>> START The input

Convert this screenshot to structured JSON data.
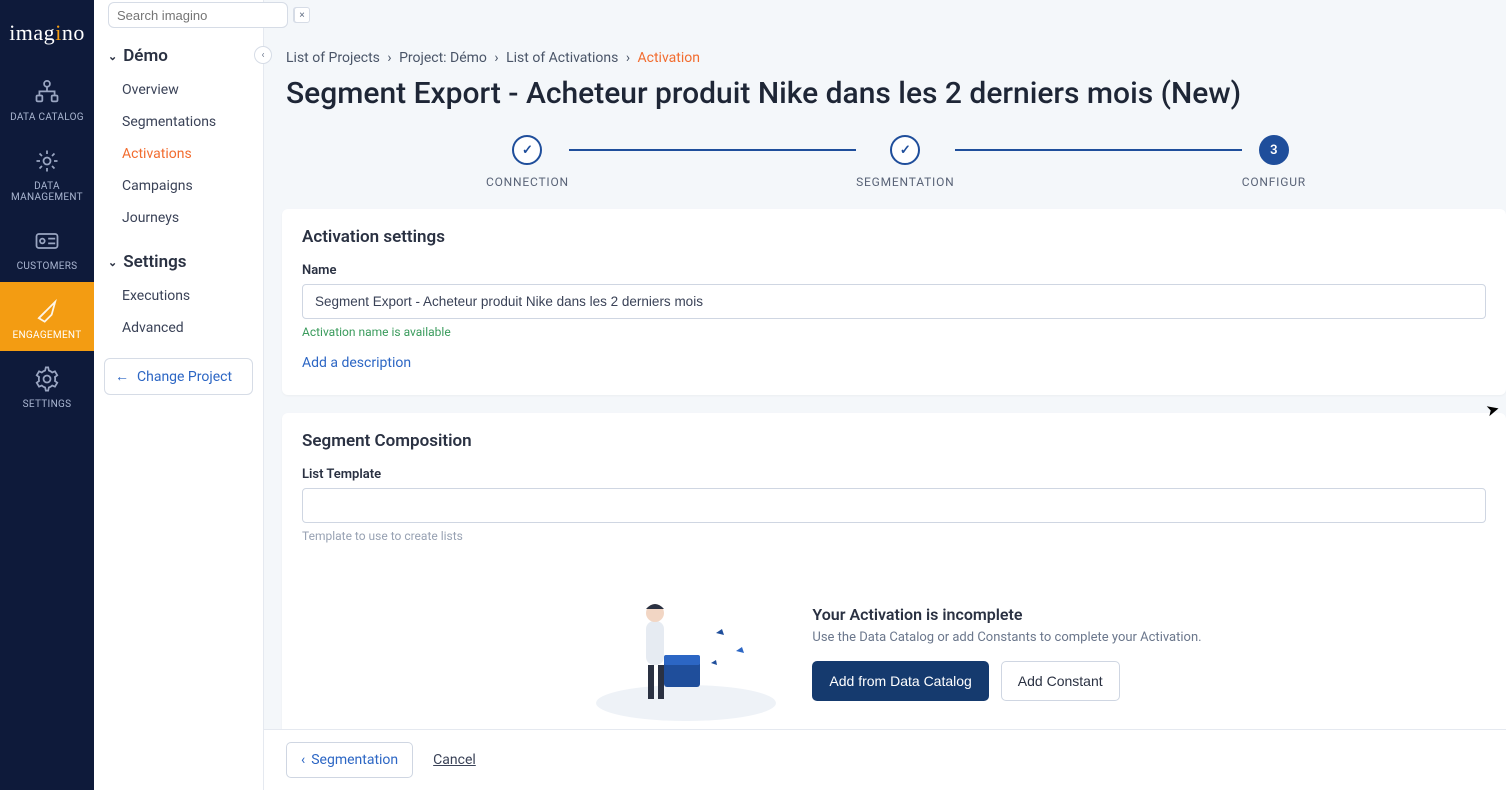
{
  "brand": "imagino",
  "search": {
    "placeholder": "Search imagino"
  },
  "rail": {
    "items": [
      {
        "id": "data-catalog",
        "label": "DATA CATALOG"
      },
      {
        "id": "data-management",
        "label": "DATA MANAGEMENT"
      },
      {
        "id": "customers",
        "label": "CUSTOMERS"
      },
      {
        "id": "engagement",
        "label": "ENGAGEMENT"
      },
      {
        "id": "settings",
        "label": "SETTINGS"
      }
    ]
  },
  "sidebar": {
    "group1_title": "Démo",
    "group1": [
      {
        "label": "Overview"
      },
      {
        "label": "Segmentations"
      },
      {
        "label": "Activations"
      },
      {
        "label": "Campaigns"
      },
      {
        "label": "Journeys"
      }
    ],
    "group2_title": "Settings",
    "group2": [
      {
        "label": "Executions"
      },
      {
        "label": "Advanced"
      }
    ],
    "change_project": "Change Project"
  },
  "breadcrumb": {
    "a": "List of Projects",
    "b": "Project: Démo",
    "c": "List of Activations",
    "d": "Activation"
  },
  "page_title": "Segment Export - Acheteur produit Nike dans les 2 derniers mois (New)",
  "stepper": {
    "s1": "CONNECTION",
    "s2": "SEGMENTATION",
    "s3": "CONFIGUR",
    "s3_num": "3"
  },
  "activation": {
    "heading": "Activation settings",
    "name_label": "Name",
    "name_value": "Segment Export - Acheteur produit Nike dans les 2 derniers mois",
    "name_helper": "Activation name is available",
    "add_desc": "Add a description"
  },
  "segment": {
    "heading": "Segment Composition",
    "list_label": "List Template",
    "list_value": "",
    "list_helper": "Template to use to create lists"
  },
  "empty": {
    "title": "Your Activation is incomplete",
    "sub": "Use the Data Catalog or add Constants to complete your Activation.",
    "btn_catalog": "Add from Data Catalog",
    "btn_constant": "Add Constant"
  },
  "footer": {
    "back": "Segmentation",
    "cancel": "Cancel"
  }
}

>> END The input
>> START The input

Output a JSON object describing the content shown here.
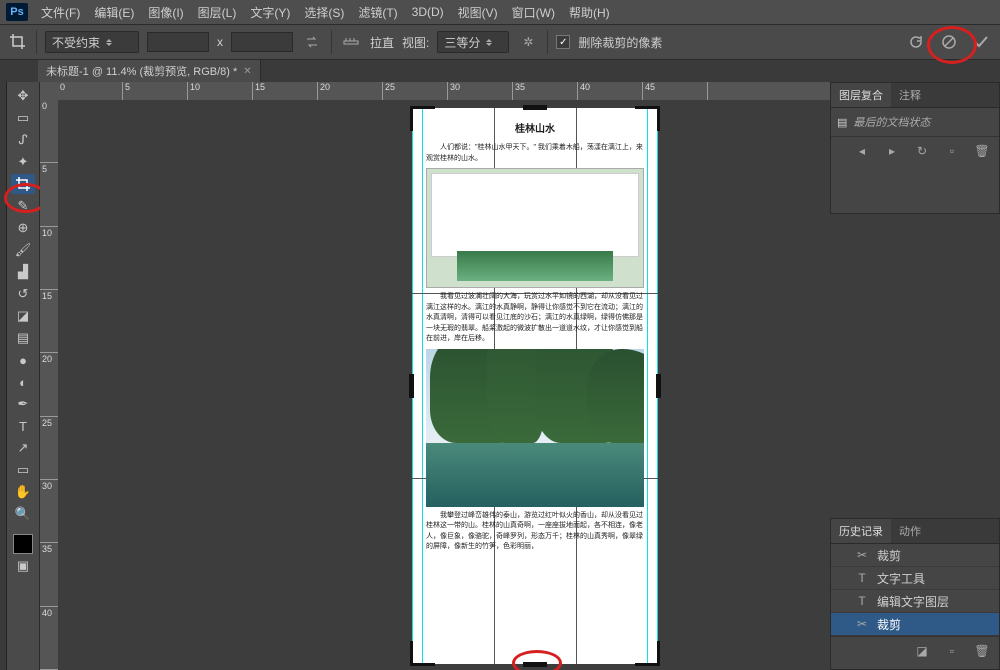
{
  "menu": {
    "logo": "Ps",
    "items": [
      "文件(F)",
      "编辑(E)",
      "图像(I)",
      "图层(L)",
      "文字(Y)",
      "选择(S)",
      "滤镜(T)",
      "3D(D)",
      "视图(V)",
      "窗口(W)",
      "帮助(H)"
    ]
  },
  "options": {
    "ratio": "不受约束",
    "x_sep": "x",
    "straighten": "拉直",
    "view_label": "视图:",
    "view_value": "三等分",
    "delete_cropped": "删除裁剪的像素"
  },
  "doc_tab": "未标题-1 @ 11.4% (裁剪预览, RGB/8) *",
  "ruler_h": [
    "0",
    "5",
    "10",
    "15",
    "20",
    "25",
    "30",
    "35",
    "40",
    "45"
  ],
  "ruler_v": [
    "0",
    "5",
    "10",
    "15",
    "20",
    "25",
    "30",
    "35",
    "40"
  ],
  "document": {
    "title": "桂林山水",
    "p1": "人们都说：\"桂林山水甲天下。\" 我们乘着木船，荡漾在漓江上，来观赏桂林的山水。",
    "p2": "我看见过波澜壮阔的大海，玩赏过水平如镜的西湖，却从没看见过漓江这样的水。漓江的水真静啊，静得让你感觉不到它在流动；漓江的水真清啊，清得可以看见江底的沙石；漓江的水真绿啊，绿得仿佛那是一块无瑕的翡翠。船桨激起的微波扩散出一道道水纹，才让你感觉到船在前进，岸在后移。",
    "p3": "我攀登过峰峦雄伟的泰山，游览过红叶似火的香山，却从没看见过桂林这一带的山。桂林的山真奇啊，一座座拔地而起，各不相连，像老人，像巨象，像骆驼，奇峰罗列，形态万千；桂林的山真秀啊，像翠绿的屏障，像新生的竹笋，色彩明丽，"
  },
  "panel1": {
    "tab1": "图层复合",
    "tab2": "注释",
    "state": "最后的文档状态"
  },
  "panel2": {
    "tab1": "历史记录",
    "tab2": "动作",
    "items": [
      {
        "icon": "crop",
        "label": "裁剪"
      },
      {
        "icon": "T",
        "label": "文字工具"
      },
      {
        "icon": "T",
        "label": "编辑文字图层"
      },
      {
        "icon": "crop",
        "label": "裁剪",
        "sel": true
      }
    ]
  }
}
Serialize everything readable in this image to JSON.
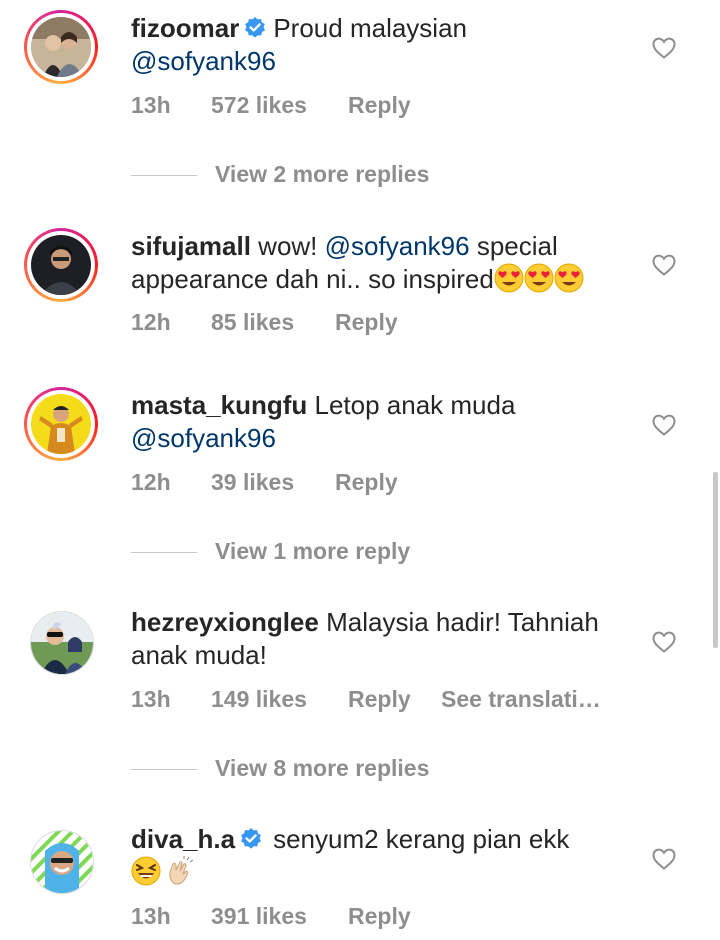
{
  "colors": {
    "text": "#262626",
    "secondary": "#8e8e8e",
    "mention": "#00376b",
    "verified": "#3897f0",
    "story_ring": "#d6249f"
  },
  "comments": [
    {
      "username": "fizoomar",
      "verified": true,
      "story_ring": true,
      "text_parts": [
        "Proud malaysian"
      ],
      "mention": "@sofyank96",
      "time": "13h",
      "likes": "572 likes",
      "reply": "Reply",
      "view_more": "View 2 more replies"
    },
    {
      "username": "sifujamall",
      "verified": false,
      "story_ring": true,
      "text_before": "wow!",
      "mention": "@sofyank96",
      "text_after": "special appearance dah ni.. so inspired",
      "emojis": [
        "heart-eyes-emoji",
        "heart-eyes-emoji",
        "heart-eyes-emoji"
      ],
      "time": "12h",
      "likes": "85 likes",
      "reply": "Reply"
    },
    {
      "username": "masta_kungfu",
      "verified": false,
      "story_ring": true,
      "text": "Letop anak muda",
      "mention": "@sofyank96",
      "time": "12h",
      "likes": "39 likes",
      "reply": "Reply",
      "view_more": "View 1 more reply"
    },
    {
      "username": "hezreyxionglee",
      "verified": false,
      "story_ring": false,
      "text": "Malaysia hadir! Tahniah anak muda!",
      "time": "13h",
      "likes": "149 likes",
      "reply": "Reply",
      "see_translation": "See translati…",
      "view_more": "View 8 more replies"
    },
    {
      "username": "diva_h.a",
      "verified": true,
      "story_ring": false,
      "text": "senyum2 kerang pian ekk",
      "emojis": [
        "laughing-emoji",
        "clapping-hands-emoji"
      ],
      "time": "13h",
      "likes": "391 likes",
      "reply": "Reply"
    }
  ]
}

>> END The input
>> START The input

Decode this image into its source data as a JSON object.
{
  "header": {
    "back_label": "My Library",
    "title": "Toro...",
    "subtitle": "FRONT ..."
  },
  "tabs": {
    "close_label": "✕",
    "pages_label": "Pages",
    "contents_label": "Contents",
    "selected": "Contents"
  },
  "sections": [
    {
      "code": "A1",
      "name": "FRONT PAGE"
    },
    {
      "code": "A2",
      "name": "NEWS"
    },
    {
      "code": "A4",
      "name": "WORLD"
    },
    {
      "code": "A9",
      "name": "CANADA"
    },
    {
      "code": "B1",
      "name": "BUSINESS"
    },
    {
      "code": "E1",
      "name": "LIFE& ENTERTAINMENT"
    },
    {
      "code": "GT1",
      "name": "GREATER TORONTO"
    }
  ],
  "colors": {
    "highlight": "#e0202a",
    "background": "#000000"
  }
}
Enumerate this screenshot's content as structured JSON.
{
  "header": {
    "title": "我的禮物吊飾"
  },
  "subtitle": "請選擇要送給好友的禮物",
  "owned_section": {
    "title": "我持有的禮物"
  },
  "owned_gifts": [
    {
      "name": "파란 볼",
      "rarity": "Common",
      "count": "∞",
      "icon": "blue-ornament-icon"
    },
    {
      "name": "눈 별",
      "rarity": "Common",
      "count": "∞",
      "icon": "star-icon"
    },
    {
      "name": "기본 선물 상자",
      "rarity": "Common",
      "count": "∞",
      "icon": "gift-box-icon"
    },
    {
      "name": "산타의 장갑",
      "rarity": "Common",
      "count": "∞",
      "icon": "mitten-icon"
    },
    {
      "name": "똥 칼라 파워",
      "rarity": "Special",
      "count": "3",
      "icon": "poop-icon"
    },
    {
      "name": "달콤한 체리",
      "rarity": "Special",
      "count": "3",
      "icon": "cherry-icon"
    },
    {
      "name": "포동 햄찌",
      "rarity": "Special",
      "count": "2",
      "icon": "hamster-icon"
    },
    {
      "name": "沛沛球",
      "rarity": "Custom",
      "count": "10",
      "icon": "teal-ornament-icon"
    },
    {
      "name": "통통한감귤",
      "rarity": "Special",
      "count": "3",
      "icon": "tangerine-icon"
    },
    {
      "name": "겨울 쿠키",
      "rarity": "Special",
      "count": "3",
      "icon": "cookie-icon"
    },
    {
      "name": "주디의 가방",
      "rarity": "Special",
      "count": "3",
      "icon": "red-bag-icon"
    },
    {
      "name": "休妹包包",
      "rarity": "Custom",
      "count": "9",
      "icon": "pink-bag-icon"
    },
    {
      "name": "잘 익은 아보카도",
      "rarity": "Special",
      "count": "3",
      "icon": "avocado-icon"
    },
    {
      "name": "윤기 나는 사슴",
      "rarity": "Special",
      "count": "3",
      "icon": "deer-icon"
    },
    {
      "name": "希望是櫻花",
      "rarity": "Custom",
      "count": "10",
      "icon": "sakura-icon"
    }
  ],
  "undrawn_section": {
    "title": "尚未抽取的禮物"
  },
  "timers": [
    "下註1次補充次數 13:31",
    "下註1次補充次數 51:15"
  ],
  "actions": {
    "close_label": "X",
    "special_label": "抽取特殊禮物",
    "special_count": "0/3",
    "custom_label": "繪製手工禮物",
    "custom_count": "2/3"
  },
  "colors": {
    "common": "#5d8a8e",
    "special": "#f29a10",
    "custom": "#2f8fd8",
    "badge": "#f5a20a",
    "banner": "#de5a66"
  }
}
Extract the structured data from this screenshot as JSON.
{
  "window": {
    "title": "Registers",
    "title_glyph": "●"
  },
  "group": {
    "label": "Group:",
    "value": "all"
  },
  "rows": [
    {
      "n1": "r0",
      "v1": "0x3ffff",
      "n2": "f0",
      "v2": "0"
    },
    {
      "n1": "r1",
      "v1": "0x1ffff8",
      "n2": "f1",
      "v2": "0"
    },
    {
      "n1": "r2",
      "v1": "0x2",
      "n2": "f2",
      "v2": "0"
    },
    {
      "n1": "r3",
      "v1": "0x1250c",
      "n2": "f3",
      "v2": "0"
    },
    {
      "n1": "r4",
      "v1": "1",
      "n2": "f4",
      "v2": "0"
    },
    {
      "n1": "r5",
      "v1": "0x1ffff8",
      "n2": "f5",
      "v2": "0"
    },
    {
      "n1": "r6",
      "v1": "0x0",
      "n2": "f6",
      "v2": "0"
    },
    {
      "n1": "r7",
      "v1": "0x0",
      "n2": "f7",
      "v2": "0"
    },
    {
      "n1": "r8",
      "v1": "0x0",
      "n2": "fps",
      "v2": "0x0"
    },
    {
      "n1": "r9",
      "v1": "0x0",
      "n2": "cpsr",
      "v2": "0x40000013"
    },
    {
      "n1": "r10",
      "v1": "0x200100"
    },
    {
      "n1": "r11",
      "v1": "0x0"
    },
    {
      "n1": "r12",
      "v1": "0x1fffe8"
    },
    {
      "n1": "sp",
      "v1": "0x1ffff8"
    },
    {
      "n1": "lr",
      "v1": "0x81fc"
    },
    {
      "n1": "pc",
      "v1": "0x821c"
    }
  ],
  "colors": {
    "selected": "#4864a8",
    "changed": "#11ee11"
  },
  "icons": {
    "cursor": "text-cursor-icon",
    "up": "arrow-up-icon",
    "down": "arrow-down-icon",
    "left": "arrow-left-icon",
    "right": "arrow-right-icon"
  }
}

>> END The input

#### Short exercise:
Reproduce each line of the material containing the word "mois".

#### Correct result:
  "page_title": "Segment Export - Acheteur produit Nike dans les 2 derniers mois (New)",
    "name_value": "Segment Export - Acheteur produit Nike dans les 2 derniers mois",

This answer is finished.